Dataset records:
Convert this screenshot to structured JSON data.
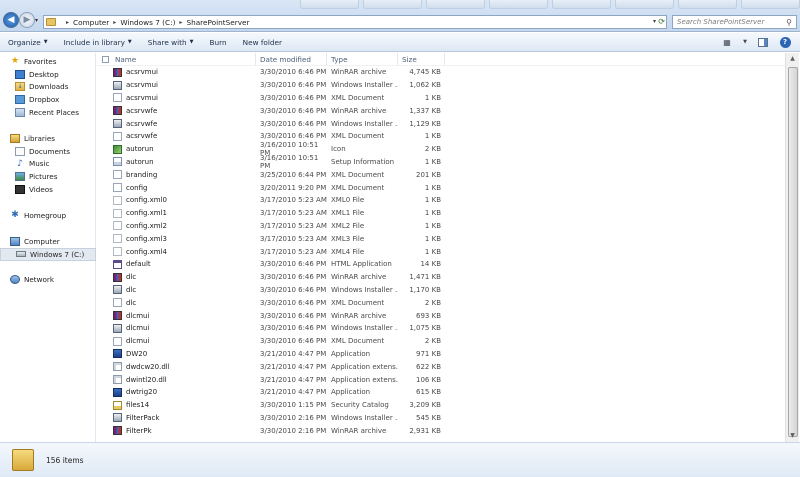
{
  "address": {
    "breadcrumbs": [
      "Computer",
      "Windows 7 (C:)",
      "SharePointServer"
    ],
    "search_placeholder": "Search SharePointServer"
  },
  "toolbar": {
    "organize": "Organize",
    "include_in_library": "Include in library",
    "share_with": "Share with",
    "burn": "Burn",
    "new_folder": "New folder"
  },
  "nav": {
    "favorites": "Favorites",
    "desktop": "Desktop",
    "downloads": "Downloads",
    "dropbox": "Dropbox",
    "recent_places": "Recent Places",
    "libraries": "Libraries",
    "documents": "Documents",
    "music": "Music",
    "pictures": "Pictures",
    "videos": "Videos",
    "homegroup": "Homegroup",
    "computer": "Computer",
    "windows7": "Windows 7 (C:)",
    "network": "Network"
  },
  "columns": {
    "name": "Name",
    "date_modified": "Date modified",
    "type": "Type",
    "size": "Size"
  },
  "files": [
    {
      "name": "acsrvmui",
      "date": "3/30/2010 6:46 PM",
      "type": "WinRAR archive",
      "size": "4,745 KB",
      "icon": "rar"
    },
    {
      "name": "acsrvmui",
      "date": "3/30/2010 6:46 PM",
      "type": "Windows Installer ...",
      "size": "1,062 KB",
      "icon": "msi"
    },
    {
      "name": "acsrvmui",
      "date": "3/30/2010 6:46 PM",
      "type": "XML Document",
      "size": "1 KB",
      "icon": "xml"
    },
    {
      "name": "acsrvwfe",
      "date": "3/30/2010 6:46 PM",
      "type": "WinRAR archive",
      "size": "1,337 KB",
      "icon": "rar"
    },
    {
      "name": "acsrvwfe",
      "date": "3/30/2010 6:46 PM",
      "type": "Windows Installer ...",
      "size": "1,129 KB",
      "icon": "msi"
    },
    {
      "name": "acsrvwfe",
      "date": "3/30/2010 6:46 PM",
      "type": "XML Document",
      "size": "1 KB",
      "icon": "xml"
    },
    {
      "name": "autorun",
      "date": "3/16/2010 10:51 PM",
      "type": "Icon",
      "size": "2 KB",
      "icon": "ico"
    },
    {
      "name": "autorun",
      "date": "3/16/2010 10:51 PM",
      "type": "Setup Information",
      "size": "1 KB",
      "icon": "inf"
    },
    {
      "name": "branding",
      "date": "3/25/2010 6:44 PM",
      "type": "XML Document",
      "size": "201 KB",
      "icon": "xml"
    },
    {
      "name": "config",
      "date": "3/20/2011 9:20 PM",
      "type": "XML Document",
      "size": "1 KB",
      "icon": "xml"
    },
    {
      "name": "config.xml0",
      "date": "3/17/2010 5:23 AM",
      "type": "XML0 File",
      "size": "1 KB",
      "icon": "plain"
    },
    {
      "name": "config.xml1",
      "date": "3/17/2010 5:23 AM",
      "type": "XML1 File",
      "size": "1 KB",
      "icon": "plain"
    },
    {
      "name": "config.xml2",
      "date": "3/17/2010 5:23 AM",
      "type": "XML2 File",
      "size": "1 KB",
      "icon": "plain"
    },
    {
      "name": "config.xml3",
      "date": "3/17/2010 5:23 AM",
      "type": "XML3 File",
      "size": "1 KB",
      "icon": "plain"
    },
    {
      "name": "config.xml4",
      "date": "3/17/2010 5:23 AM",
      "type": "XML4 File",
      "size": "1 KB",
      "icon": "plain"
    },
    {
      "name": "default",
      "date": "3/30/2010 6:46 PM",
      "type": "HTML Application",
      "size": "14 KB",
      "icon": "hta"
    },
    {
      "name": "dlc",
      "date": "3/30/2010 6:46 PM",
      "type": "WinRAR archive",
      "size": "1,471 KB",
      "icon": "rar"
    },
    {
      "name": "dlc",
      "date": "3/30/2010 6:46 PM",
      "type": "Windows Installer ...",
      "size": "1,170 KB",
      "icon": "msi"
    },
    {
      "name": "dlc",
      "date": "3/30/2010 6:46 PM",
      "type": "XML Document",
      "size": "2 KB",
      "icon": "xml"
    },
    {
      "name": "dlcmui",
      "date": "3/30/2010 6:46 PM",
      "type": "WinRAR archive",
      "size": "693 KB",
      "icon": "rar"
    },
    {
      "name": "dlcmui",
      "date": "3/30/2010 6:46 PM",
      "type": "Windows Installer ...",
      "size": "1,075 KB",
      "icon": "msi"
    },
    {
      "name": "dlcmui",
      "date": "3/30/2010 6:46 PM",
      "type": "XML Document",
      "size": "2 KB",
      "icon": "xml"
    },
    {
      "name": "DW20",
      "date": "3/21/2010 4:47 PM",
      "type": "Application",
      "size": "971 KB",
      "icon": "exe"
    },
    {
      "name": "dwdcw20.dll",
      "date": "3/21/2010 4:47 PM",
      "type": "Application extens...",
      "size": "622 KB",
      "icon": "dll"
    },
    {
      "name": "dwintl20.dll",
      "date": "3/21/2010 4:47 PM",
      "type": "Application extens...",
      "size": "106 KB",
      "icon": "dll"
    },
    {
      "name": "dwtrig20",
      "date": "3/21/2010 4:47 PM",
      "type": "Application",
      "size": "615 KB",
      "icon": "exe"
    },
    {
      "name": "files14",
      "date": "3/30/2010 1:15 PM",
      "type": "Security Catalog",
      "size": "3,209 KB",
      "icon": "cat"
    },
    {
      "name": "FilterPack",
      "date": "3/30/2010 2:16 PM",
      "type": "Windows Installer ...",
      "size": "545 KB",
      "icon": "msi"
    },
    {
      "name": "FilterPk",
      "date": "3/30/2010 2:16 PM",
      "type": "WinRAR archive",
      "size": "2,931 KB",
      "icon": "rar"
    }
  ],
  "details": {
    "item_count": "156 items"
  }
}
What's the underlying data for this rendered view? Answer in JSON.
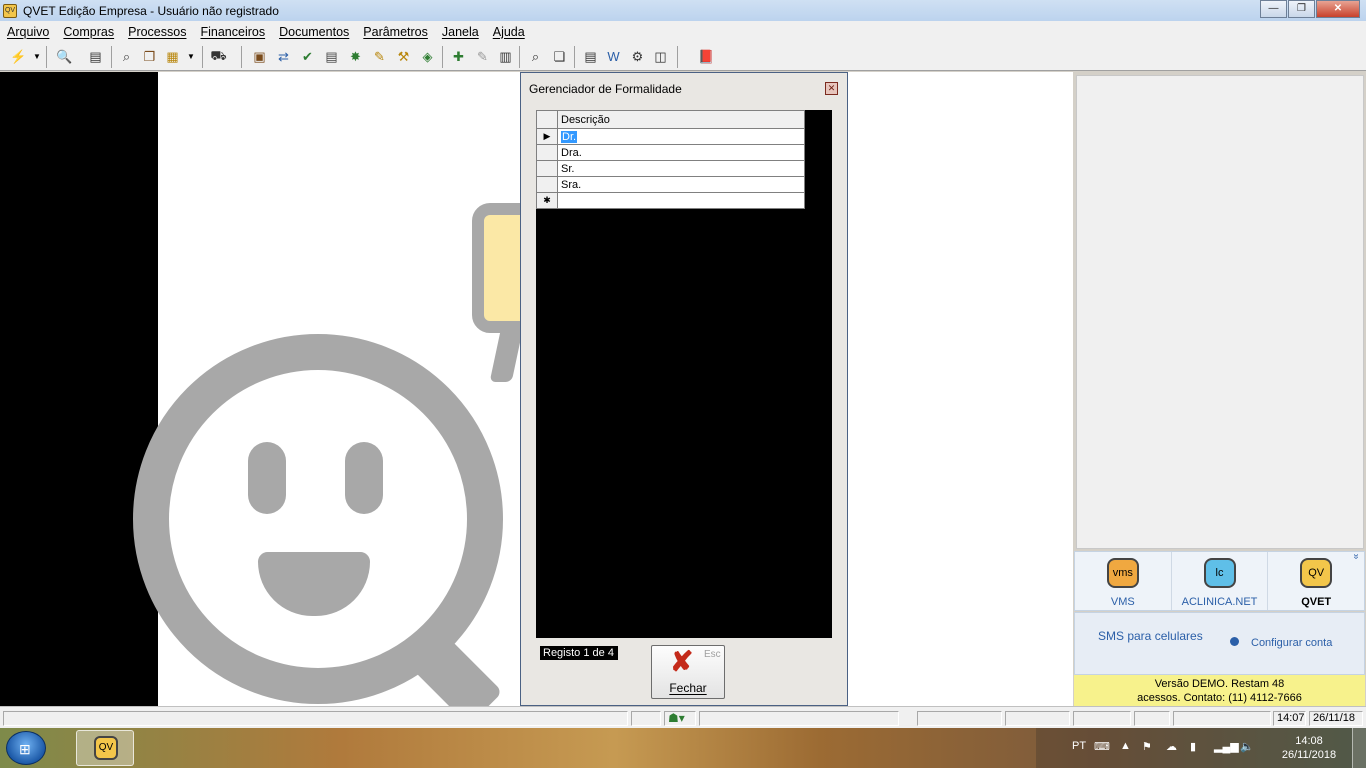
{
  "window": {
    "app_icon": "QV",
    "title": "QVET Edição Empresa - Usuário não registrado",
    "min_icon": "minimize-icon",
    "max_icon": "maximize-icon",
    "close_icon": "close-icon",
    "min_glyph": "—",
    "max_glyph": "❐",
    "close_glyph": "✕"
  },
  "menu": [
    "Arquivo",
    "Compras",
    "Processos",
    "Financeiros",
    "Documentos",
    "Parâmetros",
    "Janela",
    "Ajuda"
  ],
  "dialog": {
    "title": "Gerenciador de Formalidade",
    "close_glyph": "✕",
    "grid": {
      "header": "Descrição",
      "current_indicator": "▶",
      "new_indicator": "✱",
      "rows": [
        "Dr.",
        "Dra.",
        "Sr.",
        "Sra."
      ]
    },
    "record_status": "Registo 1 de 4",
    "close_button": {
      "label": "Fechar",
      "shortcut": "Esc",
      "glyph": "✘"
    }
  },
  "right_panel": {
    "apps": [
      {
        "icon": "vms",
        "label": "VMS",
        "color": "#f0a840"
      },
      {
        "icon": "lc",
        "label": "ACLINICA.NET",
        "color": "#5fbfe8"
      },
      {
        "icon": "QV",
        "label": "QVET",
        "color": "#f3c64a"
      }
    ],
    "expand_glyph": "»",
    "sms_label": "SMS para celulares",
    "config_label": "Configurar conta",
    "demo_line1": "Versão DEMO. Restam 48",
    "demo_line2": "acessos. Contato: (11) 4112-7666"
  },
  "status_bar": {
    "time": "14:07",
    "date": "26/11/18"
  },
  "taskbar": {
    "start_glyph": "⊞",
    "app_icon": "QV",
    "language": "PT",
    "clock_time": "14:08",
    "clock_date": "26/11/2018"
  }
}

- _GIVEN REQUEST_: Excluding the pictures, reproduce every entry exactly as given.

- _TASK OUTPUT_:
Convert this screenshot to structured JSON data.
{
  "address": {
    "breadcrumbs": [
      "Computer",
      "Windows 7 (C:)",
      "SharePointServer"
    ],
    "search_placeholder": "Search SharePointServer"
  },
  "toolbar": {
    "organize": "Organize",
    "include_in_library": "Include in library",
    "share_with": "Share with",
    "burn": "Burn",
    "new_folder": "New folder"
  },
  "nav": {
    "favorites": "Favorites",
    "desktop": "Desktop",
    "downloads": "Downloads",
    "dropbox": "Dropbox",
    "recent_places": "Recent Places",
    "libraries": "Libraries",
    "documents": "Documents",
    "music": "Music",
    "pictures": "Pictures",
    "videos": "Videos",
    "homegroup": "Homegroup",
    "computer": "Computer",
    "windows7": "Windows 7 (C:)",
    "network": "Network"
  },
  "columns": {
    "name": "Name",
    "date_modified": "Date modified",
    "type": "Type",
    "size": "Size"
  },
  "files": [
    {
      "name": "acsrvmui",
      "date": "3/30/2010 6:46 PM",
      "type": "WinRAR archive",
      "size": "4,745 KB",
      "icon": "rar"
    },
    {
      "name": "acsrvmui",
      "date": "3/30/2010 6:46 PM",
      "type": "Windows Installer ...",
      "size": "1,062 KB",
      "icon": "msi"
    },
    {
      "name": "acsrvmui",
      "date": "3/30/2010 6:46 PM",
      "type": "XML Document",
      "size": "1 KB",
      "icon": "xml"
    },
    {
      "name": "acsrvwfe",
      "date": "3/30/2010 6:46 PM",
      "type": "WinRAR archive",
      "size": "1,337 KB",
      "icon": "rar"
    },
    {
      "name": "acsrvwfe",
      "date": "3/30/2010 6:46 PM",
      "type": "Windows Installer ...",
      "size": "1,129 KB",
      "icon": "msi"
    },
    {
      "name": "acsrvwfe",
      "date": "3/30/2010 6:46 PM",
      "type": "XML Document",
      "size": "1 KB",
      "icon": "xml"
    },
    {
      "name": "autorun",
      "date": "3/16/2010 10:51 PM",
      "type": "Icon",
      "size": "2 KB",
      "icon": "ico"
    },
    {
      "name": "autorun",
      "date": "3/16/2010 10:51 PM",
      "type": "Setup Information",
      "size": "1 KB",
      "icon": "inf"
    },
    {
      "name": "branding",
      "date": "3/25/2010 6:44 PM",
      "type": "XML Document",
      "size": "201 KB",
      "icon": "xml"
    },
    {
      "name": "config",
      "date": "3/20/2011 9:20 PM",
      "type": "XML Document",
      "size": "1 KB",
      "icon": "xml"
    },
    {
      "name": "config.xml0",
      "date": "3/17/2010 5:23 AM",
      "type": "XML0 File",
      "size": "1 KB",
      "icon": "plain"
    },
    {
      "name": "config.xml1",
      "date": "3/17/2010 5:23 AM",
      "type": "XML1 File",
      "size": "1 KB",
      "icon": "plain"
    },
    {
      "name": "config.xml2",
      "date": "3/17/2010 5:23 AM",
      "type": "XML2 File",
      "size": "1 KB",
      "icon": "plain"
    },
    {
      "name": "config.xml3",
      "date": "3/17/2010 5:23 AM",
      "type": "XML3 File",
      "size": "1 KB",
      "icon": "plain"
    },
    {
      "name": "config.xml4",
      "date": "3/17/2010 5:23 AM",
      "type": "XML4 File",
      "size": "1 KB",
      "icon": "plain"
    },
    {
      "name": "default",
      "date": "3/30/2010 6:46 PM",
      "type": "HTML Application",
      "size": "14 KB",
      "icon": "hta"
    },
    {
      "name": "dlc",
      "date": "3/30/2010 6:46 PM",
      "type": "WinRAR archive",
      "size": "1,471 KB",
      "icon": "rar"
    },
    {
      "name": "dlc",
      "date": "3/30/2010 6:46 PM",
      "type": "Windows Installer ...",
      "size": "1,170 KB",
      "icon": "msi"
    },
    {
      "name": "dlc",
      "date": "3/30/2010 6:46 PM",
      "type": "XML Document",
      "size": "2 KB",
      "icon": "xml"
    },
    {
      "name": "dlcmui",
      "date": "3/30/2010 6:46 PM",
      "type": "WinRAR archive",
      "size": "693 KB",
      "icon": "rar"
    },
    {
      "name": "dlcmui",
      "date": "3/30/2010 6:46 PM",
      "type": "Windows Installer ...",
      "size": "1,075 KB",
      "icon": "msi"
    },
    {
      "name": "dlcmui",
      "date": "3/30/2010 6:46 PM",
      "type": "XML Document",
      "size": "2 KB",
      "icon": "xml"
    },
    {
      "name": "DW20",
      "date": "3/21/2010 4:47 PM",
      "type": "Application",
      "size": "971 KB",
      "icon": "exe"
    },
    {
      "name": "dwdcw20.dll",
      "date": "3/21/2010 4:47 PM",
      "type": "Application extens...",
      "size": "622 KB",
      "icon": "dll"
    },
    {
      "name": "dwintl20.dll",
      "date": "3/21/2010 4:47 PM",
      "type": "Application extens...",
      "size": "106 KB",
      "icon": "dll"
    },
    {
      "name": "dwtrig20",
      "date": "3/21/2010 4:47 PM",
      "type": "Application",
      "size": "615 KB",
      "icon": "exe"
    },
    {
      "name": "files14",
      "date": "3/30/2010 1:15 PM",
      "type": "Security Catalog",
      "size": "3,209 KB",
      "icon": "cat"
    },
    {
      "name": "FilterPack",
      "date": "3/30/2010 2:16 PM",
      "type": "Windows Installer ...",
      "size": "545 KB",
      "icon": "msi"
    },
    {
      "name": "FilterPk",
      "date": "3/30/2010 2:16 PM",
      "type": "WinRAR archive",
      "size": "2,931 KB",
      "icon": "rar"
    }
  ],
  "details": {
    "item_count": "156 items"
  }
}
What's the underlying data for this rendered view? Answer in JSON.
{
  "window": {
    "app_icon": "QV",
    "title": "QVET Edição Empresa - Usuário não registrado",
    "min_icon": "minimize-icon",
    "max_icon": "maximize-icon",
    "close_icon": "close-icon",
    "min_glyph": "—",
    "max_glyph": "❐",
    "close_glyph": "✕"
  },
  "menu": [
    "Arquivo",
    "Compras",
    "Processos",
    "Financeiros",
    "Documentos",
    "Parâmetros",
    "Janela",
    "Ajuda"
  ],
  "dialog": {
    "title": "Gerenciador de Formalidade",
    "close_glyph": "✕",
    "grid": {
      "header": "Descrição",
      "current_indicator": "▶",
      "new_indicator": "✱",
      "rows": [
        "Dr.",
        "Dra.",
        "Sr.",
        "Sra."
      ]
    },
    "record_status": "Registo 1 de 4",
    "close_button": {
      "label": "Fechar",
      "shortcut": "Esc",
      "glyph": "✘"
    }
  },
  "right_panel": {
    "apps": [
      {
        "icon": "vms",
        "label": "VMS",
        "color": "#f0a840"
      },
      {
        "icon": "lc",
        "label": "ACLINICA.NET",
        "color": "#5fbfe8"
      },
      {
        "icon": "QV",
        "label": "QVET",
        "color": "#f3c64a"
      }
    ],
    "expand_glyph": "»",
    "sms_label": "SMS para celulares",
    "config_label": "Configurar conta",
    "demo_line1": "Versão DEMO. Restam 48",
    "demo_line2": "acessos. Contato: (11) 4112-7666"
  },
  "status_bar": {
    "time": "14:07",
    "date": "26/11/18"
  },
  "taskbar": {
    "start_glyph": "⊞",
    "app_icon": "QV",
    "language": "PT",
    "clock_time": "14:08",
    "clock_date": "26/11/2018"
  }
}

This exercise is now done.